[Records contained in a dataset]
▼▼▼

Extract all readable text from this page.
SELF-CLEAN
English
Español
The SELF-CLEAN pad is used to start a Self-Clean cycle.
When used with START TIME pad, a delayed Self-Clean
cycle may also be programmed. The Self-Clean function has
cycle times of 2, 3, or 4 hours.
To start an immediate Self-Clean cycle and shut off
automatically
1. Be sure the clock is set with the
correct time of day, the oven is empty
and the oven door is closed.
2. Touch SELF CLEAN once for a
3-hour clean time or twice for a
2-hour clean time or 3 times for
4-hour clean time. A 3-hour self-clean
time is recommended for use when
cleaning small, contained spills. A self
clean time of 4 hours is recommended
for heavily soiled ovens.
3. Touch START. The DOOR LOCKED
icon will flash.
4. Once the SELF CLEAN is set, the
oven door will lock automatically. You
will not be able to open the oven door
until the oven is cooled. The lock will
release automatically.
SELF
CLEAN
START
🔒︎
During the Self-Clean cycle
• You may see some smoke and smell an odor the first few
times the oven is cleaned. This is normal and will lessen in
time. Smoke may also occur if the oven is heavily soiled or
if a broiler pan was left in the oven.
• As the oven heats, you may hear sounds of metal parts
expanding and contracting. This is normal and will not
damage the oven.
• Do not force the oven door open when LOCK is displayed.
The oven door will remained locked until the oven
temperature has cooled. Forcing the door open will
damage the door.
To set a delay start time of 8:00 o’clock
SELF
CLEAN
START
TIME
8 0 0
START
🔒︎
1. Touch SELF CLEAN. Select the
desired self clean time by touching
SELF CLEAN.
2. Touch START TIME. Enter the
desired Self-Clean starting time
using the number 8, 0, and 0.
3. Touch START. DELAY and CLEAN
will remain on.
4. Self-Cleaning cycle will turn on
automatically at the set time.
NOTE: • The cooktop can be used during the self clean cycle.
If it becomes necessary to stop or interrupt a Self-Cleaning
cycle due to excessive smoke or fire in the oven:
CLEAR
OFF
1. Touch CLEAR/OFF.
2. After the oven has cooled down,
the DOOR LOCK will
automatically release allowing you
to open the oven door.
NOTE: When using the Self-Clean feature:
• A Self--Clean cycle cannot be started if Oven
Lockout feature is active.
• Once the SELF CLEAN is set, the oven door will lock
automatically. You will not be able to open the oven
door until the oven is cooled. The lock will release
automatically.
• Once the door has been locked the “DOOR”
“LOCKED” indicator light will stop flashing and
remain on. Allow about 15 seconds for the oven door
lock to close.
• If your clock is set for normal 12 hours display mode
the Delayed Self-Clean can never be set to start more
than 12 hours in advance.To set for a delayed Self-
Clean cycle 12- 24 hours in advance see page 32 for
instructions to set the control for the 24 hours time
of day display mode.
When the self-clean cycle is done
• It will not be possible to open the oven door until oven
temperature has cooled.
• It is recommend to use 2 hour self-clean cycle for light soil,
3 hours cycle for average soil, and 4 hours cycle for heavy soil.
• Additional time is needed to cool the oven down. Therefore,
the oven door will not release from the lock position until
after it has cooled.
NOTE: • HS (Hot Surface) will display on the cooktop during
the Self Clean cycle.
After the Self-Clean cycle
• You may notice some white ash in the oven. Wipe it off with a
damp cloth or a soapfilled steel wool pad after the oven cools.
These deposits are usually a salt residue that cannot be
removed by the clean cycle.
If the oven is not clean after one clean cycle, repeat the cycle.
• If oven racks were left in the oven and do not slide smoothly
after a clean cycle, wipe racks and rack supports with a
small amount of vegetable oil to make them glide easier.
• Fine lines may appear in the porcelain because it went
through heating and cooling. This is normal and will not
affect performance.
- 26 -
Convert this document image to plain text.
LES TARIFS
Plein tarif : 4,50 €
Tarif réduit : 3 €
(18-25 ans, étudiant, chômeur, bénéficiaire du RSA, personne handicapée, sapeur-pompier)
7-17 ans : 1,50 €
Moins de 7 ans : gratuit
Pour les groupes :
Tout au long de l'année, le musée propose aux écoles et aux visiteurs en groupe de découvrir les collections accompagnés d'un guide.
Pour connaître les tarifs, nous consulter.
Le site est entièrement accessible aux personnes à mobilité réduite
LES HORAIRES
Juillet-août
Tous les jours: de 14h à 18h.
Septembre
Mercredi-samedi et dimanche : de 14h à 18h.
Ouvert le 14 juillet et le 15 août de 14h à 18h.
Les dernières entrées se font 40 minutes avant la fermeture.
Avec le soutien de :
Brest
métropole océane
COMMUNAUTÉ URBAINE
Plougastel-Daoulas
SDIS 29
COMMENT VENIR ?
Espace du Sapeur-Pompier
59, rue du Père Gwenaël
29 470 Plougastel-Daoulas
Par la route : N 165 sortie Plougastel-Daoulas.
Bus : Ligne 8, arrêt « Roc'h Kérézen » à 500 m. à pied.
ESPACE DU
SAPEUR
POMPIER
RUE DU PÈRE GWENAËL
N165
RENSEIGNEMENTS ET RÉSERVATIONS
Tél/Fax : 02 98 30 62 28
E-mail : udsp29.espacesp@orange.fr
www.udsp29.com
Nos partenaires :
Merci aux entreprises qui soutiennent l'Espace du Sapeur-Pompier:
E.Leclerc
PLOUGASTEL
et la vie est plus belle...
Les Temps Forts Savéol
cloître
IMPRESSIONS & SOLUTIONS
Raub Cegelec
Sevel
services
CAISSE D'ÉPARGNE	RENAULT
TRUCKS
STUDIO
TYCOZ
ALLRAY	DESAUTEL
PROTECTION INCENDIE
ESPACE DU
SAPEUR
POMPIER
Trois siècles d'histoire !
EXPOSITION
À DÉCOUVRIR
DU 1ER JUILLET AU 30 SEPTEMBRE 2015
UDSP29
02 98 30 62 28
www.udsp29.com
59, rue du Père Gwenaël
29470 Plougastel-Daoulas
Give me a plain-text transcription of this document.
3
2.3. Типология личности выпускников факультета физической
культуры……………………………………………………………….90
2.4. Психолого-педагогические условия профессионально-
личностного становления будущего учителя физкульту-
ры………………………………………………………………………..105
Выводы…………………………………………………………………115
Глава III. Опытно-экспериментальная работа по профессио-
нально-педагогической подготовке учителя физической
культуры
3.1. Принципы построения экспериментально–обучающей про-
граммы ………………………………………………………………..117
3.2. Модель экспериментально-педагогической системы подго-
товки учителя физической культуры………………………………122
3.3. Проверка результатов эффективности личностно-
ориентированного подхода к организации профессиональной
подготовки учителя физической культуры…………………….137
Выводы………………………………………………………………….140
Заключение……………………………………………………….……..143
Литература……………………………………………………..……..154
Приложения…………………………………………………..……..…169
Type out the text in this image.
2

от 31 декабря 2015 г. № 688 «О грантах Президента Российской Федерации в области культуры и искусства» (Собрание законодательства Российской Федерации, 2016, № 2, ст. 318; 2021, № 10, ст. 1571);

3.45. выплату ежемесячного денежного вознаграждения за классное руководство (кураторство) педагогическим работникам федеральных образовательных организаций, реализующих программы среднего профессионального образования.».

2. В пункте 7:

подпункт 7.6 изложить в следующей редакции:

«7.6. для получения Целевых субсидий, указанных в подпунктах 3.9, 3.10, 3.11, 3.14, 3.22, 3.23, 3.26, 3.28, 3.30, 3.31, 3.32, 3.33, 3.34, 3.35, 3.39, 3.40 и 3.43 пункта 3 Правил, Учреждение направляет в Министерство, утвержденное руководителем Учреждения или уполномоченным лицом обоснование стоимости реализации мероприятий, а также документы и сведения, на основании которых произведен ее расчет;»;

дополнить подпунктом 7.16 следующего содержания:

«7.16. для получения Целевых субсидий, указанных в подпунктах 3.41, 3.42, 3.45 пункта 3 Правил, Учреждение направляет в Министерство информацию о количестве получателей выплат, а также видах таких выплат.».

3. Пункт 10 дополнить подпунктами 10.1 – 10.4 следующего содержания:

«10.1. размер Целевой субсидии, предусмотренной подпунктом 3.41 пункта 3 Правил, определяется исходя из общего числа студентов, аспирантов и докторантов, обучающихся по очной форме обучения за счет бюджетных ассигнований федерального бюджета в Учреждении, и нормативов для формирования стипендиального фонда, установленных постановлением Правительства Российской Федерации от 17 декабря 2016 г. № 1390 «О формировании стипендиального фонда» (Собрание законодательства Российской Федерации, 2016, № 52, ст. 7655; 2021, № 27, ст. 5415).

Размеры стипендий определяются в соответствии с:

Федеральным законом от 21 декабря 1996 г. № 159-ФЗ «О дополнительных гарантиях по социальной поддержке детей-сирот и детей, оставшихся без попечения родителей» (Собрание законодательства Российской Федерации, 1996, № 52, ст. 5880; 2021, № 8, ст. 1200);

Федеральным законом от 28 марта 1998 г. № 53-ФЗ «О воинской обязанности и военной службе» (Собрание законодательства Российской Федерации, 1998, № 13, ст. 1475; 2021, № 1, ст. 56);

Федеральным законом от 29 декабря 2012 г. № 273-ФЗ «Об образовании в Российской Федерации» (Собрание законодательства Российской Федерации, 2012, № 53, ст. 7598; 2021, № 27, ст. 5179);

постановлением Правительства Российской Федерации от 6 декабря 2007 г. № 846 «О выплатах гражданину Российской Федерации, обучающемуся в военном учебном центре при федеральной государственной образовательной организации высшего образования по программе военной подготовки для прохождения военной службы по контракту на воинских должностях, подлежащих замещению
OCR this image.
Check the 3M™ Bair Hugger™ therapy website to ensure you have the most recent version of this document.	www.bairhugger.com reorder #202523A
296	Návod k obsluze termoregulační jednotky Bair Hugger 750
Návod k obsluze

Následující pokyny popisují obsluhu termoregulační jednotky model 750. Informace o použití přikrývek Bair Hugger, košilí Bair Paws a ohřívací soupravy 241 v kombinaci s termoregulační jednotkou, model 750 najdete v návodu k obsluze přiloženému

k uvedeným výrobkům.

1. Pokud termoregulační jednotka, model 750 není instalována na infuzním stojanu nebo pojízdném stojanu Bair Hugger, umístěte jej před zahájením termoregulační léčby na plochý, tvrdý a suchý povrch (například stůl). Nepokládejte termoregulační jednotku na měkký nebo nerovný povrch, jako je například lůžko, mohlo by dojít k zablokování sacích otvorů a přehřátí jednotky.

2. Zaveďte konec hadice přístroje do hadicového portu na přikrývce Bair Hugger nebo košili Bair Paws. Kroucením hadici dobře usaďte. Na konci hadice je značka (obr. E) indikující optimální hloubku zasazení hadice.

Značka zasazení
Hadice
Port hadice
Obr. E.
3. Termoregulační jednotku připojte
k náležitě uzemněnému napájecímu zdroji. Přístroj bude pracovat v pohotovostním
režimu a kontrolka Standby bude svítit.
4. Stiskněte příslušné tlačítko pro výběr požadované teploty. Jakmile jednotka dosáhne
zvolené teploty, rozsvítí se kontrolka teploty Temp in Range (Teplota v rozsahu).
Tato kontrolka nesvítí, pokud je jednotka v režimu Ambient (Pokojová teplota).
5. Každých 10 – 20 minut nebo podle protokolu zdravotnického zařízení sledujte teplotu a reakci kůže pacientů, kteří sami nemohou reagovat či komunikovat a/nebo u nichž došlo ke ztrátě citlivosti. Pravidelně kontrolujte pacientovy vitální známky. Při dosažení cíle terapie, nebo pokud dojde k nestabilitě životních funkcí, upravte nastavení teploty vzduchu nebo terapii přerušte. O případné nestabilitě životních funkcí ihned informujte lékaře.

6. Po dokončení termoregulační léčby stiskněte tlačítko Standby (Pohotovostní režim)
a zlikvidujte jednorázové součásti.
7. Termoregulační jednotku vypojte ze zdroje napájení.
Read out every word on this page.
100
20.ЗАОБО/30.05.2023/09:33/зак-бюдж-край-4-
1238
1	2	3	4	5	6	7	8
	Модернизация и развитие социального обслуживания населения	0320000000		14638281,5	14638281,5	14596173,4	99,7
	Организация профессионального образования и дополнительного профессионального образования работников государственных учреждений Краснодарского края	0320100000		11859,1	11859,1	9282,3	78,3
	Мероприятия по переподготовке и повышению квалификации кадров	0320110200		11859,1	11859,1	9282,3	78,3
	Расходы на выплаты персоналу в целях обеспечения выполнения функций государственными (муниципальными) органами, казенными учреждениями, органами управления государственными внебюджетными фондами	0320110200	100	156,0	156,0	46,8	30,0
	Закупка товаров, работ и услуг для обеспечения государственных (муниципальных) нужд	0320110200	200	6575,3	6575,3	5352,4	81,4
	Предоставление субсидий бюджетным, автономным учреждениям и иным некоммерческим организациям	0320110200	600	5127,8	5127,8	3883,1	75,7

▲▲▲

→ Stated problem
Filter the entries and copy out every line with the word "постановлением".

→ Exercise result
«10.1. размер Целевой субсидии, предусмотренной подпунктом 3.41 пункта 3 Правил, определяется исходя из общего числа студентов, аспирантов и докторантов, обучающихся по очной форме обучения за счет бюджетных ассигнований федерального бюджета в Учреждении, и нормативов для формирования стипендиального фонда, установленных постановлением Правительства Российской Федерации от 17 декабря 2016 г. № 1390 «О формировании стипендиального фонда» (Собрание законодательства Российской Федерации, 2016, № 52, ст. 7655; 2021, № 27, ст. 5415).
постановлением Правительства Российской Федерации от 6 декабря 2007 г. № 846 «О выплатах гражданину Российской Федерации, обучающемуся в военном учебном центре при федеральной государственной образовательной организации высшего образования по программе военной подготовки для прохождения военной службы по контракту на воинских должностях, подлежащих замещению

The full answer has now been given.